▶ **INSTRUCTIONS TO FOLLOW**: Your task is to copy every line of this material exactly.

▶ **DATA TO USE**:
****************

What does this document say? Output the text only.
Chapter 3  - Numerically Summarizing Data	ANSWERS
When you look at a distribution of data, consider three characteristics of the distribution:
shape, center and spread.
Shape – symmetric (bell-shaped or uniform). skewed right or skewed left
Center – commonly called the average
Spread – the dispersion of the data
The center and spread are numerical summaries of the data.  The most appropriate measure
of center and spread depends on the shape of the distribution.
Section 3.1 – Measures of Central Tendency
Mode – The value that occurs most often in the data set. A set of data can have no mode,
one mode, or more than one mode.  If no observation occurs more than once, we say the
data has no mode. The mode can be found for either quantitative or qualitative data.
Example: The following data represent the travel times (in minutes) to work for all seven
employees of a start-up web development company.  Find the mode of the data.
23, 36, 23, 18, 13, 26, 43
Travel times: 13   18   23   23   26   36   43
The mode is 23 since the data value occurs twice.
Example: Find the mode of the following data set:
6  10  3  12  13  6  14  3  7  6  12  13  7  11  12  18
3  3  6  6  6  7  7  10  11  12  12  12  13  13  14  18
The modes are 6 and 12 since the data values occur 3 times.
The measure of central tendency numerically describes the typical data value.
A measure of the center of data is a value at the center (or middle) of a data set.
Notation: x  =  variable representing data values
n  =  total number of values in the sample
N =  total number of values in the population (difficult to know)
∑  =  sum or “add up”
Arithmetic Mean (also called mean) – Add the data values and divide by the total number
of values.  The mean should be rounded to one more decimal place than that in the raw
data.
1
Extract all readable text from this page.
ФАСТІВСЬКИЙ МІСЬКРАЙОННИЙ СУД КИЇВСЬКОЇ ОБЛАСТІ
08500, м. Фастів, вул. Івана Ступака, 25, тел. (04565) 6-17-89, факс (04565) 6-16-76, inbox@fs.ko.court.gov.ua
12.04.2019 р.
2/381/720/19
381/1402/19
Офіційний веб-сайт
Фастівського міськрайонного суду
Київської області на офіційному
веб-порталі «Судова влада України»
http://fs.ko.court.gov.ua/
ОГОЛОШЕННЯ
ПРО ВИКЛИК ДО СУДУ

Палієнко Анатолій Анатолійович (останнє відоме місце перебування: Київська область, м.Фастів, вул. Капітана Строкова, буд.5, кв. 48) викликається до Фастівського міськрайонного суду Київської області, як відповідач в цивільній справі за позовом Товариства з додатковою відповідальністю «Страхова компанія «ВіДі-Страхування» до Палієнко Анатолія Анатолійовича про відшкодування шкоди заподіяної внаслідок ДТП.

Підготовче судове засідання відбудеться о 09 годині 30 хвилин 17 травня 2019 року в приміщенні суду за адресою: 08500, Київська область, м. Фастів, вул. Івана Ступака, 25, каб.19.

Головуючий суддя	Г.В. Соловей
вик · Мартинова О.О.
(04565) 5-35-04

****************

▶ **CORRECT OUTPUT**:
What does this document say? Output the text only.
Chapter 3  - Numerically Summarizing Data	ANSWERS
When you look at a distribution of data, consider three characteristics of the distribution:
shape, center and spread.
Shape – symmetric (bell-shaped or uniform). skewed right or skewed left
Center – commonly called the average
Spread – the dispersion of the data
The center and spread are numerical summaries of the data.  The most appropriate measure
of center and spread depends on the shape of the distribution.
Section 3.1 – Measures of Central Tendency
Mode – The value that occurs most often in the data set. A set of data can have no mode,
one mode, or more than one mode.  If no observation occurs more than once, we say the
data has no mode. The mode can be found for either quantitative or qualitative data.
Example: The following data represent the travel times (in minutes) to work for all seven
employees of a start-up web development company.  Find the mode of the data.
23, 36, 23, 18, 13, 26, 43
Travel times: 13   18   23   23   26   36   43
The mode is 23 since the data value occurs twice.
Example: Find the mode of the following data set:
6  10  3  12  13  6  14  3  7  6  12  13  7  11  12  18
3  3  6  6  6  7  7  10  11  12  12  12  13  13  14  18
The modes are 6 and 12 since the data values occur 3 times.
The measure of central tendency numerically describes the typical data value.
A measure of the center of data is a value at the center (or middle) of a data set.
Notation: x  =  variable representing data values
n  =  total number of values in the sample
N =  total number of values in the population (difficult to know)
∑  =  sum or “add up”
Arithmetic Mean (also called mean) – Add the data values and divide by the total number
of values.  The mean should be rounded to one more decimal place than that in the raw
data.
1
Extract all readable text from this page.
ФАСТІВСЬКИЙ МІСЬКРАЙОННИЙ СУД КИЇВСЬКОЇ ОБЛАСТІ
08500, м. Фастів, вул. Івана Ступака, 25, тел. (04565) 6-17-89, факс (04565) 6-16-76, inbox@fs.ko.court.gov.ua
12.04.2019 р.
2/381/720/19
381/1402/19
Офіційний веб-сайт
Фастівського міськрайонного суду
Київської області на офіційному
веб-порталі «Судова влада України»
http://fs.ko.court.gov.ua/
ОГОЛОШЕННЯ
ПРО ВИКЛИК ДО СУДУ

Палієнко Анатолій Анатолійович (останнє відоме місце перебування: Київська область, м.Фастів, вул. Капітана Строкова, буд.5, кв. 48) викликається до Фастівського міськрайонного суду Київської області, як відповідач в цивільній справі за позовом Товариства з додатковою відповідальністю «Страхова компанія «ВіДі-Страхування» до Палієнко Анатолія Анатолійовича про відшкодування шкоди заподіяної внаслідок ДТП.

Підготовче судове засідання відбудеться о 09 годині 30 хвилин 17 травня 2019 року в приміщенні суду за адресою: 08500, Київська область, м. Фастів, вул. Івана Ступака, 25, каб.19.

Головуючий суддя	Г.В. Соловей
вик · Мартинова О.О.
(04565) 5-35-04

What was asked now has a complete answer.